[Stored data entries]
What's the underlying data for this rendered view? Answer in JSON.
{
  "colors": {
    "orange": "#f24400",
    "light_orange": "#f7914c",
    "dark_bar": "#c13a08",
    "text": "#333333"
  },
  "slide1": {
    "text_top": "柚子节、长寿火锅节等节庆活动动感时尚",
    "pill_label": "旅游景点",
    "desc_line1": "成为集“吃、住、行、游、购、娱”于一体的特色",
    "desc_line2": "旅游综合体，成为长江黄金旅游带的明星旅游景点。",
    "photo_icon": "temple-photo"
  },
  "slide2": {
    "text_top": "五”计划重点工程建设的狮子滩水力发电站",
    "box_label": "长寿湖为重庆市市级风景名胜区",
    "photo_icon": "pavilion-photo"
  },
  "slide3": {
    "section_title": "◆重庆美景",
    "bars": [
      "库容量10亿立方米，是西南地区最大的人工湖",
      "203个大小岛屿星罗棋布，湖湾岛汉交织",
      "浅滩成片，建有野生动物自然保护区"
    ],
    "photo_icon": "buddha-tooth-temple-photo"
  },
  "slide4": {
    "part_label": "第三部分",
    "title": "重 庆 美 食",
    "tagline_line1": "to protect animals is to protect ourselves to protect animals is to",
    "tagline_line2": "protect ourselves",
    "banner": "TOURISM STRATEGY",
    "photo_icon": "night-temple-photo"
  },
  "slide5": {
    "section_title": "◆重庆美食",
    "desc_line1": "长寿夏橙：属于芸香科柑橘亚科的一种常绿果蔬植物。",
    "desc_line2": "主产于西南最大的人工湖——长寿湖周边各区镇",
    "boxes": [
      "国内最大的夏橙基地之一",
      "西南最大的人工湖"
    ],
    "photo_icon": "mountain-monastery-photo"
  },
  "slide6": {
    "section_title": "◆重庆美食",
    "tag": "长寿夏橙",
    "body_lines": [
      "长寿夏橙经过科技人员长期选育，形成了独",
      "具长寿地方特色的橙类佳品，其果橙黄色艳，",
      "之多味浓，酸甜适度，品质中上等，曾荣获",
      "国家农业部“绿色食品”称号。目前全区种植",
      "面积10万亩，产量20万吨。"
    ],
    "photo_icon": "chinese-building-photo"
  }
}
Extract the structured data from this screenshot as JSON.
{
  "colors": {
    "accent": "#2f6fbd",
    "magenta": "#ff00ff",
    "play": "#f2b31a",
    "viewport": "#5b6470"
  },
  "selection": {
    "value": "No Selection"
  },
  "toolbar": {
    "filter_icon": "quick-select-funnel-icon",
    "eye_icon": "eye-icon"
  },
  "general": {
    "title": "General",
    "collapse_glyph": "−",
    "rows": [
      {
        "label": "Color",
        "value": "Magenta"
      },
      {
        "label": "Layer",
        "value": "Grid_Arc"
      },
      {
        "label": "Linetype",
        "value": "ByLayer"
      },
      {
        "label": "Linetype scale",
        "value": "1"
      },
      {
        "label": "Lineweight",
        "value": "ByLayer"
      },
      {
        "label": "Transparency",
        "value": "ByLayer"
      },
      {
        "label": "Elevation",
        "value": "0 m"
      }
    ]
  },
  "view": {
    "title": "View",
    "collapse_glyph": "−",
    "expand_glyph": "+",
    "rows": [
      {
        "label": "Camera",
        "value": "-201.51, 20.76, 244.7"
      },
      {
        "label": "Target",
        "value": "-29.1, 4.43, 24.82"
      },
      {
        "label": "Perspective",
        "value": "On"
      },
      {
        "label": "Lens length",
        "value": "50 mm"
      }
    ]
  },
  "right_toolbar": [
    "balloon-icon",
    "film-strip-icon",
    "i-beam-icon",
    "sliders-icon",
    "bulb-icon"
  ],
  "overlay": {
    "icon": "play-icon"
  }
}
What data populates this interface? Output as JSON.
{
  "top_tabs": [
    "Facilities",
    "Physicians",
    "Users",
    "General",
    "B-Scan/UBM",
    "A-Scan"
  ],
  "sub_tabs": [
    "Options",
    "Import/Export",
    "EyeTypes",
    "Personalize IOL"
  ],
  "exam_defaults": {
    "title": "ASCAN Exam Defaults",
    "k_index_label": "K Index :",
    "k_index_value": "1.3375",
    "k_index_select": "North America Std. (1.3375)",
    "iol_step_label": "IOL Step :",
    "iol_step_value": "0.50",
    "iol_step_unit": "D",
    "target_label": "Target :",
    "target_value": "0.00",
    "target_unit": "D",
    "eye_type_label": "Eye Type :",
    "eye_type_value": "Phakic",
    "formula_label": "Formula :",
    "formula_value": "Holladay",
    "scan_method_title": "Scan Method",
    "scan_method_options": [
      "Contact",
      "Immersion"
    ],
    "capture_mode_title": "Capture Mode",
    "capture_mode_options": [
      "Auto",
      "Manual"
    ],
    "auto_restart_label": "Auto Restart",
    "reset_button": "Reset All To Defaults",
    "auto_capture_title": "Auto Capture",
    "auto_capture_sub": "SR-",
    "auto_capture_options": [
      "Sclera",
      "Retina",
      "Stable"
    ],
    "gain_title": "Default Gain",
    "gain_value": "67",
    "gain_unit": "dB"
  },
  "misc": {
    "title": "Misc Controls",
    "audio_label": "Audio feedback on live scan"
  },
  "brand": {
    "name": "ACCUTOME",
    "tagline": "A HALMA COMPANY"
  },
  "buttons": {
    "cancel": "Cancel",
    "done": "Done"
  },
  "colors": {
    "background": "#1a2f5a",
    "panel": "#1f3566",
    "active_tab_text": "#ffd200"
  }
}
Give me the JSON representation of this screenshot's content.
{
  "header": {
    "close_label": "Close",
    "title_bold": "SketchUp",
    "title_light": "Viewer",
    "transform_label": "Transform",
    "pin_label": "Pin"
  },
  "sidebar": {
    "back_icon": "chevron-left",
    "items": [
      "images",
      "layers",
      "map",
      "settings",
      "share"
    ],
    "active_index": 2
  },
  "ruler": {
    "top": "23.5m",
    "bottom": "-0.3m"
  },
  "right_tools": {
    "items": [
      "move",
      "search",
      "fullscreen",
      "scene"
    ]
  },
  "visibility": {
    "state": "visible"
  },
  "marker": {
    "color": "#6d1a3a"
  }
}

- [Task goal] Extract each line from the listing above, please, and repeat it exactly.

- [Solution to this problem]
What's the underlying data for this rendered view? Answer in JSON.
{
  "colors": {
    "orange": "#f24400",
    "light_orange": "#f7914c",
    "dark_bar": "#c13a08",
    "text": "#333333"
  },
  "slide1": {
    "text_top": "柚子节、长寿火锅节等节庆活动动感时尚",
    "pill_label": "旅游景点",
    "desc_line1": "成为集“吃、住、行、游、购、娱”于一体的特色",
    "desc_line2": "旅游综合体，成为长江黄金旅游带的明星旅游景点。",
    "photo_icon": "temple-photo"
  },
  "slide2": {
    "text_top": "五”计划重点工程建设的狮子滩水力发电站",
    "box_label": "长寿湖为重庆市市级风景名胜区",
    "photo_icon": "pavilion-photo"
  },
  "slide3": {
    "section_title": "◆重庆美景",
    "bars": [
      "库容量10亿立方米，是西南地区最大的人工湖",
      "203个大小岛屿星罗棋布，湖湾岛汉交织",
      "浅滩成片，建有野生动物自然保护区"
    ],
    "photo_icon": "buddha-tooth-temple-photo"
  },
  "slide4": {
    "part_label": "第三部分",
    "title": "重 庆 美 食",
    "tagline_line1": "to protect animals is to protect ourselves to protect animals is to",
    "tagline_line2": "protect ourselves",
    "banner": "TOURISM STRATEGY",
    "photo_icon": "night-temple-photo"
  },
  "slide5": {
    "section_title": "◆重庆美食",
    "desc_line1": "长寿夏橙：属于芸香科柑橘亚科的一种常绿果蔬植物。",
    "desc_line2": "主产于西南最大的人工湖——长寿湖周边各区镇",
    "boxes": [
      "国内最大的夏橙基地之一",
      "西南最大的人工湖"
    ],
    "photo_icon": "mountain-monastery-photo"
  },
  "slide6": {
    "section_title": "◆重庆美食",
    "tag": "长寿夏橙",
    "body_lines": [
      "长寿夏橙经过科技人员长期选育，形成了独",
      "具长寿地方特色的橙类佳品，其果橙黄色艳，",
      "之多味浓，酸甜适度，品质中上等，曾荣获",
      "国家农业部“绿色食品”称号。目前全区种植",
      "面积10万亩，产量20万吨。"
    ],
    "photo_icon": "chinese-building-photo"
  }
}
Extract the structured data from this screenshot as JSON.
{
  "colors": {
    "accent": "#2f6fbd",
    "magenta": "#ff00ff",
    "play": "#f2b31a",
    "viewport": "#5b6470"
  },
  "selection": {
    "value": "No Selection"
  },
  "toolbar": {
    "filter_icon": "quick-select-funnel-icon",
    "eye_icon": "eye-icon"
  },
  "general": {
    "title": "General",
    "collapse_glyph": "−",
    "rows": [
      {
        "label": "Color",
        "value": "Magenta"
      },
      {
        "label": "Layer",
        "value": "Grid_Arc"
      },
      {
        "label": "Linetype",
        "value": "ByLayer"
      },
      {
        "label": "Linetype scale",
        "value": "1"
      },
      {
        "label": "Lineweight",
        "value": "ByLayer"
      },
      {
        "label": "Transparency",
        "value": "ByLayer"
      },
      {
        "label": "Elevation",
        "value": "0 m"
      }
    ]
  },
  "view": {
    "title": "View",
    "collapse_glyph": "−",
    "expand_glyph": "+",
    "rows": [
      {
        "label": "Camera",
        "value": "-201.51, 20.76, 244.7"
      },
      {
        "label": "Target",
        "value": "-29.1, 4.43, 24.82"
      },
      {
        "label": "Perspective",
        "value": "On"
      },
      {
        "label": "Lens length",
        "value": "50 mm"
      }
    ]
  },
  "right_toolbar": [
    "balloon-icon",
    "film-strip-icon",
    "i-beam-icon",
    "sliders-icon",
    "bulb-icon"
  ],
  "overlay": {
    "icon": "play-icon"
  }
}
What data populates this interface? Output as JSON.
{
  "top_tabs": [
    "Facilities",
    "Physicians",
    "Users",
    "General",
    "B-Scan/UBM",
    "A-Scan"
  ],
  "sub_tabs": [
    "Options",
    "Import/Export",
    "EyeTypes",
    "Personalize IOL"
  ],
  "exam_defaults": {
    "title": "ASCAN Exam Defaults",
    "k_index_label": "K Index :",
    "k_index_value": "1.3375",
    "k_index_select": "North America Std. (1.3375)",
    "iol_step_label": "IOL Step :",
    "iol_step_value": "0.50",
    "iol_step_unit": "D",
    "target_label": "Target :",
    "target_value": "0.00",
    "target_unit": "D",
    "eye_type_label": "Eye Type :",
    "eye_type_value": "Phakic",
    "formula_label": "Formula :",
    "formula_value": "Holladay",
    "scan_method_title": "Scan Method",
    "scan_method_options": [
      "Contact",
      "Immersion"
    ],
    "capture_mode_title": "Capture Mode",
    "capture_mode_options": [
      "Auto",
      "Manual"
    ],
    "auto_restart_label": "Auto Restart",
    "reset_button": "Reset All To Defaults",
    "auto_capture_title": "Auto Capture",
    "auto_capture_sub": "SR-",
    "auto_capture_options": [
      "Sclera",
      "Retina",
      "Stable"
    ],
    "gain_title": "Default Gain",
    "gain_value": "67",
    "gain_unit": "dB"
  },
  "misc": {
    "title": "Misc Controls",
    "audio_label": "Audio feedback on live scan"
  },
  "brand": {
    "name": "ACCUTOME",
    "tagline": "A HALMA COMPANY"
  },
  "buttons": {
    "cancel": "Cancel",
    "done": "Done"
  },
  "colors": {
    "background": "#1a2f5a",
    "panel": "#1f3566",
    "active_tab_text": "#ffd200"
  }
}
Give me the JSON representation of this screenshot's content.
{
  "header": {
    "close_label": "Close",
    "title_bold": "SketchUp",
    "title_light": "Viewer",
    "transform_label": "Transform",
    "pin_label": "Pin"
  },
  "sidebar": {
    "back_icon": "chevron-left",
    "items": [
      "images",
      "layers",
      "map",
      "settings",
      "share"
    ],
    "active_index": 2
  },
  "ruler": {
    "top": "23.5m",
    "bottom": "-0.3m"
  },
  "right_tools": {
    "items": [
      "move",
      "search",
      "fullscreen",
      "scene"
    ]
  },
  "visibility": {
    "state": "visible"
  },
  "marker": {
    "color": "#6d1a3a"
  }
}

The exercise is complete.